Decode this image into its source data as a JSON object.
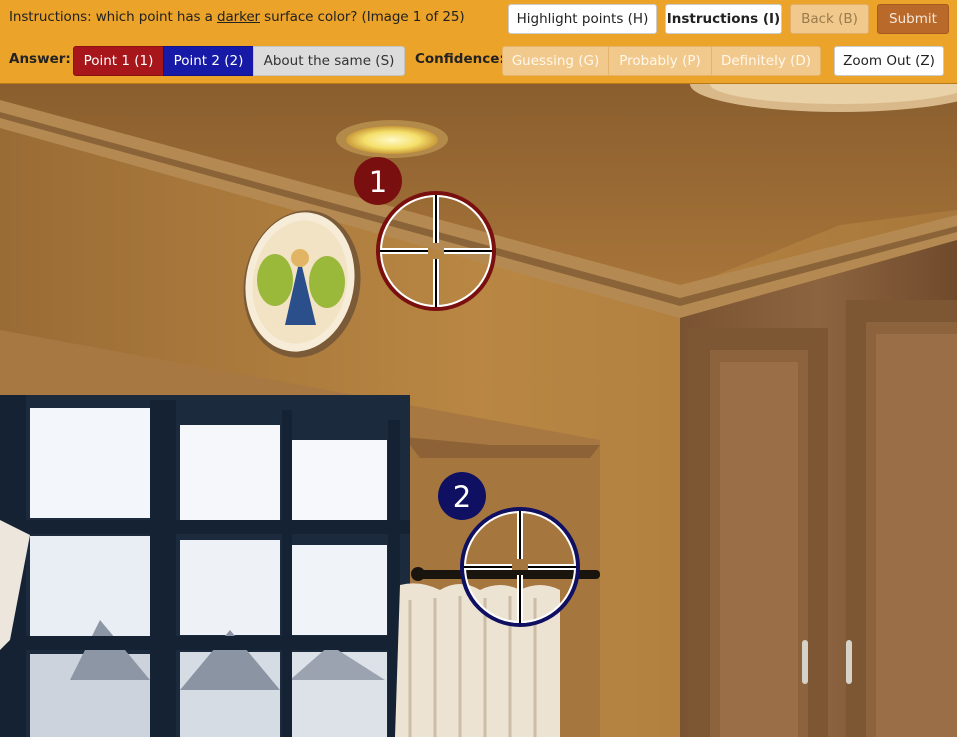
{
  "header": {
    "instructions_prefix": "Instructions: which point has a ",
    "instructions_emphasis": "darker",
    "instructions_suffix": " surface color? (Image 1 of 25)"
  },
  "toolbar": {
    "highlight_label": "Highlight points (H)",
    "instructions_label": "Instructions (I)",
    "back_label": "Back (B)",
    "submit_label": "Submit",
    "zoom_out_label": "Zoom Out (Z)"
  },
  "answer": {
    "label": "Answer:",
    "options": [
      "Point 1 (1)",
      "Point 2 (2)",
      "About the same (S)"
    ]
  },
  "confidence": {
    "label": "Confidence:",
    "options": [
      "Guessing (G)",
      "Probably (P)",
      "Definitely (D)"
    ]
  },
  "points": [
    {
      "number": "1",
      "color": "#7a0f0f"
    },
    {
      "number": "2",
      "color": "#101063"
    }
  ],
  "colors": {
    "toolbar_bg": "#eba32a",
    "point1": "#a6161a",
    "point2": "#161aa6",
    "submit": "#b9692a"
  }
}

== What the task requires ==
Using the material above, set down every line exactly, but skip the pictures.

== Solution for this exercise ==
Decode this image into its source data as a JSON object.
{
  "header": {
    "instructions_prefix": "Instructions: which point has a ",
    "instructions_emphasis": "darker",
    "instructions_suffix": " surface color? (Image 1 of 25)"
  },
  "toolbar": {
    "highlight_label": "Highlight points (H)",
    "instructions_label": "Instructions (I)",
    "back_label": "Back (B)",
    "submit_label": "Submit",
    "zoom_out_label": "Zoom Out (Z)"
  },
  "answer": {
    "label": "Answer:",
    "options": [
      "Point 1 (1)",
      "Point 2 (2)",
      "About the same (S)"
    ]
  },
  "confidence": {
    "label": "Confidence:",
    "options": [
      "Guessing (G)",
      "Probably (P)",
      "Definitely (D)"
    ]
  },
  "points": [
    {
      "number": "1",
      "color": "#7a0f0f"
    },
    {
      "number": "2",
      "color": "#101063"
    }
  ],
  "colors": {
    "toolbar_bg": "#eba32a",
    "point1": "#a6161a",
    "point2": "#161aa6",
    "submit": "#b9692a"
  }
}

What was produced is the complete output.